> **Work to complete**
Edit the items below so that every "3m cord" becomes "3 m cord", keeping everything else the same.

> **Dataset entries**
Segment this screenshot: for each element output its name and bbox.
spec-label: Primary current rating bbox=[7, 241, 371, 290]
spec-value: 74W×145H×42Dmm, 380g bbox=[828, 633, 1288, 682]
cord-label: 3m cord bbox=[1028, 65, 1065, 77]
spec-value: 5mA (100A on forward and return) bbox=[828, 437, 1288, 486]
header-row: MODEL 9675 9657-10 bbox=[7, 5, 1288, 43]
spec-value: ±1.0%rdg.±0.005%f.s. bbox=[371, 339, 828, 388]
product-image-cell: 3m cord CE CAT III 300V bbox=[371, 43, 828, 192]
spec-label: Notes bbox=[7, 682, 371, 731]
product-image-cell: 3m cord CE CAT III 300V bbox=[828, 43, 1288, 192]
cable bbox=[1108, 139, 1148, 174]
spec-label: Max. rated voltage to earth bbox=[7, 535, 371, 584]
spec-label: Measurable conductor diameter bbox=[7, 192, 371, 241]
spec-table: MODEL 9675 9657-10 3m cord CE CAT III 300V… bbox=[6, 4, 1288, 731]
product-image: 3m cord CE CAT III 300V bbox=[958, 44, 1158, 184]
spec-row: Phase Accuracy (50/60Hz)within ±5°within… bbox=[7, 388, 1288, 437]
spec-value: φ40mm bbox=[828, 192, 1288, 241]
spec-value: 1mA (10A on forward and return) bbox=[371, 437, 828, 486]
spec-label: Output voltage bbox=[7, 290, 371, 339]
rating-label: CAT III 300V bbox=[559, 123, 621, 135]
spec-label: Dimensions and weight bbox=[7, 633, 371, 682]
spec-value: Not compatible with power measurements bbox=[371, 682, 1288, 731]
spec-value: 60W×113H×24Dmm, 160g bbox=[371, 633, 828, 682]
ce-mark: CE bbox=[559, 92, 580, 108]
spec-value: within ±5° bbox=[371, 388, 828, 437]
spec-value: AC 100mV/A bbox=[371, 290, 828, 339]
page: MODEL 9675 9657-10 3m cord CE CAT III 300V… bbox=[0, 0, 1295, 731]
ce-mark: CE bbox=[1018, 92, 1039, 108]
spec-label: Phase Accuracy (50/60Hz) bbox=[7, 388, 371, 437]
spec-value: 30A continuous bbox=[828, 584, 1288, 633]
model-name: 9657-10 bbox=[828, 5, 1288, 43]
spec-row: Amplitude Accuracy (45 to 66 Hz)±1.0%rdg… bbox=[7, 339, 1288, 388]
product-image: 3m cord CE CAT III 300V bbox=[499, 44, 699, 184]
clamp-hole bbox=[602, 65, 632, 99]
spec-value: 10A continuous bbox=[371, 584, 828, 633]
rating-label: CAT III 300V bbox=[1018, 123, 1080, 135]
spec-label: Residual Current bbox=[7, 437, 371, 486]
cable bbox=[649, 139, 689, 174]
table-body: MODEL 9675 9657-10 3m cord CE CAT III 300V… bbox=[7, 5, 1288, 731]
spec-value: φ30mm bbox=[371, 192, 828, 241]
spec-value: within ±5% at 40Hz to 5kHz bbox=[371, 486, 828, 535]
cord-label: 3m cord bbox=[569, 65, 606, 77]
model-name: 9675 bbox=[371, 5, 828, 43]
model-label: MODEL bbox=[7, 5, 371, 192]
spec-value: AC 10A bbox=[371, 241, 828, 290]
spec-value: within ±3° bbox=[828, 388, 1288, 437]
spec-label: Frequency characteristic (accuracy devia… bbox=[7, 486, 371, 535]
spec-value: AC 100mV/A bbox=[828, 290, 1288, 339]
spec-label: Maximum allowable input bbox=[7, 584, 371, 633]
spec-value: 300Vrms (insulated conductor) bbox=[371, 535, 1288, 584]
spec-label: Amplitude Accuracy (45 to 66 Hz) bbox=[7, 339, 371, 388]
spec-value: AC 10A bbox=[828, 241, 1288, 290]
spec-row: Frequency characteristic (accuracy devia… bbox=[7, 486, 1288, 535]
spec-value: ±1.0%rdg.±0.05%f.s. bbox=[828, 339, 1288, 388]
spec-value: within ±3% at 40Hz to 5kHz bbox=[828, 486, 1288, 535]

> **Worked solution**
Segment this screenshot: for each element output its name and bbox.
spec-label: Primary current rating bbox=[7, 241, 371, 290]
spec-value: 74W×145H×42Dmm, 380g bbox=[828, 633, 1288, 682]
cord-label: 3 m cord bbox=[1028, 65, 1065, 77]
spec-value: 5mA (100A on forward and return) bbox=[828, 437, 1288, 486]
header-row: MODEL 9675 9657-10 bbox=[7, 5, 1288, 43]
spec-value: ±1.0%rdg.±0.005%f.s. bbox=[371, 339, 828, 388]
product-image-cell: 3 m cord CE CAT III 300V bbox=[371, 43, 828, 192]
spec-label: Notes bbox=[7, 682, 371, 731]
product-image-cell: 3 m cord CE CAT III 300V bbox=[828, 43, 1288, 192]
cable bbox=[1108, 139, 1148, 174]
spec-label: Max. rated voltage to earth bbox=[7, 535, 371, 584]
spec-label: Measurable conductor diameter bbox=[7, 192, 371, 241]
spec-table: MODEL 9675 9657-10 3 m cord CE CAT III 300V… bbox=[6, 4, 1288, 731]
product-image: 3 m cord CE CAT III 300V bbox=[958, 44, 1158, 184]
spec-row: Phase Accuracy (50/60Hz)within ±5°within… bbox=[7, 388, 1288, 437]
spec-value: φ40mm bbox=[828, 192, 1288, 241]
spec-value: 1mA (10A on forward and return) bbox=[371, 437, 828, 486]
spec-label: Output voltage bbox=[7, 290, 371, 339]
rating-label: CAT III 300V bbox=[559, 123, 621, 135]
spec-label: Dimensions and weight bbox=[7, 633, 371, 682]
spec-value: Not compatible with power measurements bbox=[371, 682, 1288, 731]
spec-value: 60W×113H×24Dmm, 160g bbox=[371, 633, 828, 682]
ce-mark: CE bbox=[559, 92, 580, 108]
spec-value: within ±5° bbox=[371, 388, 828, 437]
spec-value: AC 100mV/A bbox=[371, 290, 828, 339]
page: MODEL 9675 9657-10 3 m cord CE CAT III 300V… bbox=[0, 0, 1295, 731]
ce-mark: CE bbox=[1018, 92, 1039, 108]
spec-label: Phase Accuracy (50/60Hz) bbox=[7, 388, 371, 437]
spec-value: 30A continuous bbox=[828, 584, 1288, 633]
model-name: 9657-10 bbox=[828, 5, 1288, 43]
spec-row: Amplitude Accuracy (45 to 66 Hz)±1.0%rdg… bbox=[7, 339, 1288, 388]
product-image: 3 m cord CE CAT III 300V bbox=[499, 44, 699, 184]
clamp-hole bbox=[602, 65, 632, 99]
spec-value: 10A continuous bbox=[371, 584, 828, 633]
rating-label: CAT III 300V bbox=[1018, 123, 1080, 135]
spec-label: Residual Current bbox=[7, 437, 371, 486]
cable bbox=[649, 139, 689, 174]
table-body: MODEL 9675 9657-10 3 m cord CE CAT III 300V… bbox=[7, 5, 1288, 731]
spec-value: φ30mm bbox=[371, 192, 828, 241]
spec-value: within ±5% at 40Hz to 5kHz bbox=[371, 486, 828, 535]
cord-label: 3 m cord bbox=[569, 65, 606, 77]
model-name: 9675 bbox=[371, 5, 828, 43]
model-label: MODEL bbox=[7, 5, 371, 192]
spec-value: AC 10A bbox=[371, 241, 828, 290]
spec-value: within ±3° bbox=[828, 388, 1288, 437]
spec-label: Frequency characteristic (accuracy devia… bbox=[7, 486, 371, 535]
spec-value: AC 100mV/A bbox=[828, 290, 1288, 339]
spec-label: Maximum allowable input bbox=[7, 584, 371, 633]
spec-value: 300Vrms (insulated conductor) bbox=[371, 535, 1288, 584]
spec-label: Amplitude Accuracy (45 to 66 Hz) bbox=[7, 339, 371, 388]
spec-value: AC 10A bbox=[828, 241, 1288, 290]
spec-row: Frequency characteristic (accuracy devia… bbox=[7, 486, 1288, 535]
spec-value: ±1.0%rdg.±0.05%f.s. bbox=[828, 339, 1288, 388]
spec-value: within ±3% at 40Hz to 5kHz bbox=[828, 486, 1288, 535]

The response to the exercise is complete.